### Task 1
Copy out the saved entries word for word, from the very first entry through the line holding "analysis-line: 【解析】不能设置主键的数据类型：OLE 对象、附件、计算、备注，12", with both ends included.
-- start Given text --
I agree that the top right corner one looks like its the runt of the pack. To me it seems overcrowding and if you are running the koralia they it might be a bit too much for them.
From what I have learnt over the years discus can tolerate high flow, but prefer to be more peaceful environments.

Your water parameters might be causing some issues, but for me I bought asian discus and over time I managed to keep them in tap water and they were fine. What about feeding? What are you feeding them?
Mine really loved bloodworm, brine shrimp and during their growing periods I would feed them beefheart mix and daily water changes as they are messy eaters and create alot of waste.

Darker backgrounds also set them off but I would say its likely to be overcrowding.


----------



## Sanzinia (3 Apr 2013)

Thanks to all for the help. I think I may have to make a few changes and you all have given me things to think about. 

They feed on tetra discus and blood worm.

Tank mates consist of, 
Cardinals 30
Flying fox 3
Harlequin tetras 2
Congo tetra 1
Zebra loach 3
Cherry barb1
Whiptail 1


----------



## sparkyweasel (4 Apr 2013)

Hi, from the photo it looks as if you have one Flying Fox and two Siamese Flying Foxes. I suspect the (true) Flying Fox is too boisterous and stroppy for the Discus' liking and could get worse as he grows. The Siamese are less troublesome (and smaller) and will usually only chase each other.
Also, do I see a Red Line Torpedo Barb in there? He could also be a bit lively, especially if there's just the one with no shoalmates to play chase with.


----------



## Sanzinia (4 Apr 2013)
-- end Given text --
-- start Dataset content --
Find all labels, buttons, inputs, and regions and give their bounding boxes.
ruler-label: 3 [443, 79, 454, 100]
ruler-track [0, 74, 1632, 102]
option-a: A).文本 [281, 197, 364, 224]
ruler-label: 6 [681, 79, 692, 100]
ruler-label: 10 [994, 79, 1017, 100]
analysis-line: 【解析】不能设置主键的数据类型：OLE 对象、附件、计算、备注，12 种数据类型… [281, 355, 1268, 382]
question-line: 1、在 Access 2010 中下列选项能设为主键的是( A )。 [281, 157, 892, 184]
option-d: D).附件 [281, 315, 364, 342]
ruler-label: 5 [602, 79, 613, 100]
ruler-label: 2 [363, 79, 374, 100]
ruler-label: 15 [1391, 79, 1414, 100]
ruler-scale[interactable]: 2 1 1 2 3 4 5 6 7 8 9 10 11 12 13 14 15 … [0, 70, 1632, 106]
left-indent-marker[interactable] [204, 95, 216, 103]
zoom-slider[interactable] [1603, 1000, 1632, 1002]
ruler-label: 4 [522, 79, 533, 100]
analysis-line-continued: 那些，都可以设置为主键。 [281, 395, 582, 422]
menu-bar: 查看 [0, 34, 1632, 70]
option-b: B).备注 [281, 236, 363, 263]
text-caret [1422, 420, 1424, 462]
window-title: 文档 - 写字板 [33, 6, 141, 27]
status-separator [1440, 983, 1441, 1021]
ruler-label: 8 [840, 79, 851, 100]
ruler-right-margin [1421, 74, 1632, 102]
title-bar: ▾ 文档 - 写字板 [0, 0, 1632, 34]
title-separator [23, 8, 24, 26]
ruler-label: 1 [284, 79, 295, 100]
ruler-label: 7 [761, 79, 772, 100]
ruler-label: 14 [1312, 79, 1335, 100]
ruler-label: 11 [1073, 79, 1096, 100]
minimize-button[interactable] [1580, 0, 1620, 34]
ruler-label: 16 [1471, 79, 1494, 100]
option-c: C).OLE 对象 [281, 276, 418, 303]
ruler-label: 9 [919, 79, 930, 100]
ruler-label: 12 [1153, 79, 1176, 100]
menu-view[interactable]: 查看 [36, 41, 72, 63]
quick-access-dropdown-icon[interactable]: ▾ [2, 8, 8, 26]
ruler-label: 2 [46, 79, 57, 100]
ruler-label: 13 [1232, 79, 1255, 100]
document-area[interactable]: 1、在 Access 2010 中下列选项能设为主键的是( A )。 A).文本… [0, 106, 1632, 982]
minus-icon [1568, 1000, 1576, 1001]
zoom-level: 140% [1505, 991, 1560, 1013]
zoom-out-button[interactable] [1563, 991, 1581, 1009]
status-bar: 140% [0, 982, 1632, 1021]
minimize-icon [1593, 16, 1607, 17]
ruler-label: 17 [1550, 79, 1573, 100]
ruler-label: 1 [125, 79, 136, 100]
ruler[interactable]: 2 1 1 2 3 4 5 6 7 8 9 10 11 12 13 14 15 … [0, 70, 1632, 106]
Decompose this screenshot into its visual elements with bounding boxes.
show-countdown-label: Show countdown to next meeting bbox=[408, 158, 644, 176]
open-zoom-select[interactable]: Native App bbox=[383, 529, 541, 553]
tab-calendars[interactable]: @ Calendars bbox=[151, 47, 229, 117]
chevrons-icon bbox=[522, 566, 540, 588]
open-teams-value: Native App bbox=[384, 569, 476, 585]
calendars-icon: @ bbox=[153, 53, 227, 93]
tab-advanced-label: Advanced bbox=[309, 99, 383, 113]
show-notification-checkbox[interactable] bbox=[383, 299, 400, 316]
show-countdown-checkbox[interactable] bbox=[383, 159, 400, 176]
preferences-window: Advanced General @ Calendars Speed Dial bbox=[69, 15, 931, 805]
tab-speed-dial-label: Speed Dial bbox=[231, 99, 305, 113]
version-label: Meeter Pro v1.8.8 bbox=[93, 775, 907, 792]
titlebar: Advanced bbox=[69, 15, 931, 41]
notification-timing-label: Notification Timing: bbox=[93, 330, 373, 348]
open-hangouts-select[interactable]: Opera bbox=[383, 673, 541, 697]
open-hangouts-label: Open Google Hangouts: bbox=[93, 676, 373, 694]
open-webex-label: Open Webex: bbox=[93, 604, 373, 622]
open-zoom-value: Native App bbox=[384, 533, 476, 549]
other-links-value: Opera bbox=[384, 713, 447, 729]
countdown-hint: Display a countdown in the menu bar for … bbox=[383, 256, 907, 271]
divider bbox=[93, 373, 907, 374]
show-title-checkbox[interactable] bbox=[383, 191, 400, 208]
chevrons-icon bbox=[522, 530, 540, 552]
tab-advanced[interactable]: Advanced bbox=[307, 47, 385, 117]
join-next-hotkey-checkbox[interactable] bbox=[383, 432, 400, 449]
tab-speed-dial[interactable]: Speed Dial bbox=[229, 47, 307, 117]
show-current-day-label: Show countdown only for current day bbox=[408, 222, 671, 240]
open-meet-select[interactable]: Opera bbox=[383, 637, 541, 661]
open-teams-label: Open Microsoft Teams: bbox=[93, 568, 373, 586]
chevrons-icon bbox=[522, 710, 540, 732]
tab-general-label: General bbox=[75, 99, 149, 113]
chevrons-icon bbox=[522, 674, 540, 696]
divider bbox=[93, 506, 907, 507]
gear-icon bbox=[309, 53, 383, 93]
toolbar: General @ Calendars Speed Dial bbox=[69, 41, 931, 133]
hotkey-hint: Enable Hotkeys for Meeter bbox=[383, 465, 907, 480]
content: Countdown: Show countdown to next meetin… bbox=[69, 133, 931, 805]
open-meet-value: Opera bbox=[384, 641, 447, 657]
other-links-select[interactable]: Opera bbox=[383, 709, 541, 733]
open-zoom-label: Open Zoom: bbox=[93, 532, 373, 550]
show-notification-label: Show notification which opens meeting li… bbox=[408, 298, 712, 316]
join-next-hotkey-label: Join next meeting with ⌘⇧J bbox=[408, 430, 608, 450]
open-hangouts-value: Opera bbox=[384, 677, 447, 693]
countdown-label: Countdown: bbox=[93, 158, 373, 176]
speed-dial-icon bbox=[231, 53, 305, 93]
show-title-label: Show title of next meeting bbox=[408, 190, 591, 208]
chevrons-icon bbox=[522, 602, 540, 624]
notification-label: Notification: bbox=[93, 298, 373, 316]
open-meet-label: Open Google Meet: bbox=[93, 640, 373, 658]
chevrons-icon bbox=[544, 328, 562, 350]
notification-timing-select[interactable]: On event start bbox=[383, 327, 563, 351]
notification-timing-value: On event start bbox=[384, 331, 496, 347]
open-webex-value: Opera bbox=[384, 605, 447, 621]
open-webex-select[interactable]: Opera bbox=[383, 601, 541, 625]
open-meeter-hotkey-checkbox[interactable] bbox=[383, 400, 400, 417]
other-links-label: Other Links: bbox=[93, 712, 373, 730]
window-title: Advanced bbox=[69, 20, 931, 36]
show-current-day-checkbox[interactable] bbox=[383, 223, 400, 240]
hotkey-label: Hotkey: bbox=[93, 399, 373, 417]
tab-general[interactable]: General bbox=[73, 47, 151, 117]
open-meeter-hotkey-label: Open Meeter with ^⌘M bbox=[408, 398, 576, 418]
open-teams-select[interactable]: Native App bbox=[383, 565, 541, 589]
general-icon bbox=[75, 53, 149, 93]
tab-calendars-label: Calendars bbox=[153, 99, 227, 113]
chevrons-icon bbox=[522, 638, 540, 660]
-- end Dataset content --
### Task 2
Extend the forum thread about keeping discus from the point where it stops.

### Reply 1
Find all labels, buttons, inputs, and regions and give their bounding boxes.
ruler-label: 3 [443, 79, 454, 100]
ruler-track [0, 74, 1632, 102]
option-a: A).文本 [281, 197, 364, 224]
ruler-label: 6 [681, 79, 692, 100]
ruler-label: 10 [994, 79, 1017, 100]
analysis-line: 【解析】不能设置主键的数据类型：OLE 对象、附件、计算、备注，12 种数据类型… [281, 355, 1268, 382]

### Reply 2
You are correct. I have observed no boisterous behaviour as yet but know these species can be so will be moving them out. Not looking forward to catching them thou!


----------



## flygja (8 Apr 2013)

Is there one discus bullying the others? Thats what happened in mine. Also, I found that mine are dark and unhealthy looking if CO2 injection is too high as well.


----------



## Sanzinia (8 Apr 2013)

I think it was a hierarchy problem and two have paired up and bred. Since then everything has been fine.


----------



## Sanzinia (8 Apr 2013)

http://i.imgur.com/Q2t0Lxy.jpg


----------



## triumphcarnut (8 Apr 2013)

Mine def dont like the CO2. They did however especially enjoy the new Cardinals I introduced..... they have now settled in nicely and I have just 2 Cardinals left!
They took around two weeks to get their true colours sorted out and the Blue Turqs were the slowest of all


----------



## Kogre (29 Apr 2013)

Do you still inject CO2 to 30ppm?  Did your discus consume your cardinals or did something else kill them?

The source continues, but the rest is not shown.